§ SHORT PROBLEM: Set down all of the data that follows word for word, without the images.

[Stored entries]
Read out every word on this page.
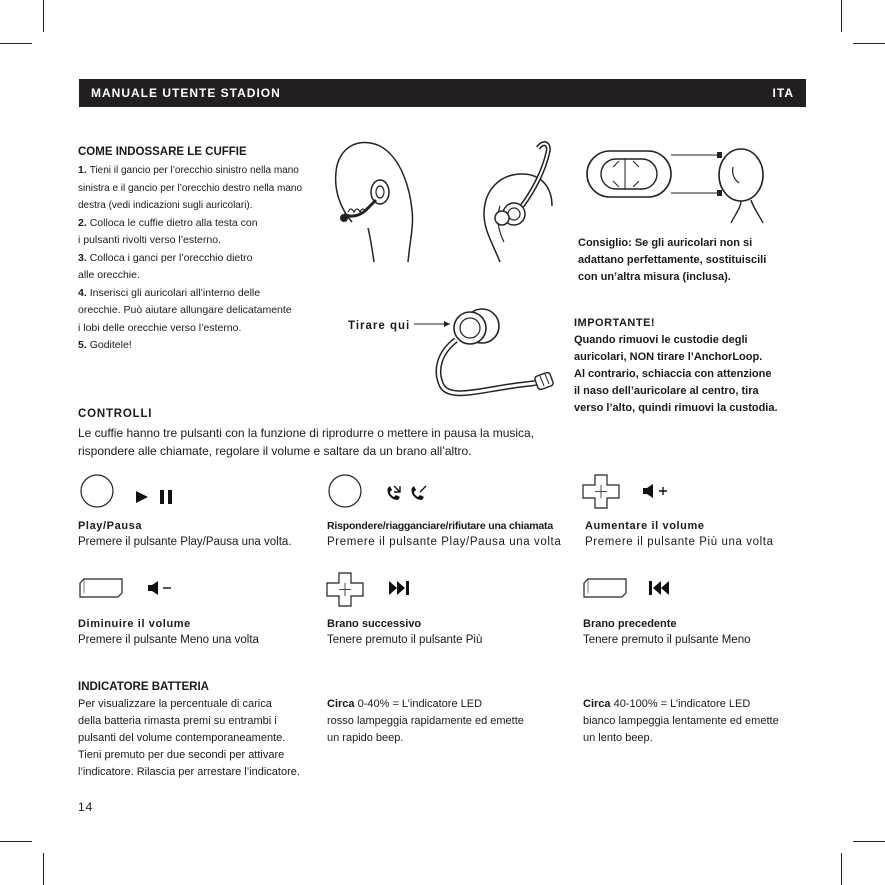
MANUALE UTENTE STADION	ITA
COME INDOSSARE LE CUFFIE
1. Tieni il gancio per l’orecchio sinistro nella mano
sinistra e il gancio per l’orecchio destro nella mano
destra (vedi indicazioni sugli auricolari).
2. Colloca le cuffie dietro alla testa con
i pulsanti rivolti verso l’esterno.
3. Colloca i ganci per l’orecchio dietro
alle orecchie.
4. Inserisci gli auricolari all’interno delle
orecchie. Può aiutare allungare delicatamente
i lobi delle orecchie verso l’esterno.
5. Goditele!
Consiglio: Se gli auricolari non si
adattano perfettamente, sostituiscili
con un’altra misura (inclusa).
Tirare qui	IMPORTANTE!
Quando rimuovi le custodie degli
auricolari, NON tirare l’AnchorLoop.
Al contrario, schiaccia con attenzione
il naso dell’auricolare al centro, tira
verso l’alto, quindi rimuovi la custodia.
CONTROLLI
Le cuffie hanno tre pulsanti con la funzione di riprodurre o mettere in pausa la musica,
rispondere alle chiamate, regolare il volume e saltare da un brano all’altro.
Play/Pausa
Premere il pulsante Play/Pausa una volta.
Rispondere/riagganciare/rifiutare una chiamata
Premere il pulsante Play/Pausa una volta
Aumentare il volume
Premere il pulsante Più una volta
Diminuire il volume
Premere il pulsante Meno una volta
Brano successivo
Tenere premuto il pulsante Più
Brano precedente
Tenere premuto il pulsante Meno
INDICATORE BATTERIA
Per visualizzare la percentuale di carica
della batteria rimasta premi su entrambi i
pulsanti del volume contemporaneamente.
Tieni premuto per due secondi per attivare
l’indicatore. Rilascia per arrestare l’indicatore.
Circa 0-40% = L’indicatore LED
rosso lampeggia rapidamente ed emette
un rapido beep.
Circa 40-100% = L’indicatore LED
bianco lampeggia lentamente ed emette
un lento beep.
14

§ TASK OUTPUT:
Read out every word on this page.
MANUALE UTENTE STADION	ITA
COME INDOSSARE LE CUFFIE
1. Tieni il gancio per l’orecchio sinistro nella mano
sinistra e il gancio per l’orecchio destro nella mano
destra (vedi indicazioni sugli auricolari).
2. Colloca le cuffie dietro alla testa con
i pulsanti rivolti verso l’esterno.
3. Colloca i ganci per l’orecchio dietro
alle orecchie.
4. Inserisci gli auricolari all’interno delle
orecchie. Può aiutare allungare delicatamente
i lobi delle orecchie verso l’esterno.
5. Goditele!
Consiglio: Se gli auricolari non si
adattano perfettamente, sostituiscili
con un’altra misura (inclusa).
Tirare qui	IMPORTANTE!
Quando rimuovi le custodie degli
auricolari, NON tirare l’AnchorLoop.
Al contrario, schiaccia con attenzione
il naso dell’auricolare al centro, tira
verso l’alto, quindi rimuovi la custodia.
CONTROLLI
Le cuffie hanno tre pulsanti con la funzione di riprodurre o mettere in pausa la musica,
rispondere alle chiamate, regolare il volume e saltare da un brano all’altro.
Play/Pausa
Premere il pulsante Play/Pausa una volta.
Rispondere/riagganciare/rifiutare una chiamata
Premere il pulsante Play/Pausa una volta
Aumentare il volume
Premere il pulsante Più una volta
Diminuire il volume
Premere il pulsante Meno una volta
Brano successivo
Tenere premuto il pulsante Più
Brano precedente
Tenere premuto il pulsante Meno
INDICATORE BATTERIA
Per visualizzare la percentuale di carica
della batteria rimasta premi su entrambi i
pulsanti del volume contemporaneamente.
Tieni premuto per due secondi per attivare
l’indicatore. Rilascia per arrestare l’indicatore.
Circa 0-40% = L’indicatore LED
rosso lampeggia rapidamente ed emette
un rapido beep.
Circa 40-100% = L’indicatore LED
bianco lampeggia lentamente ed emette
un lento beep.
14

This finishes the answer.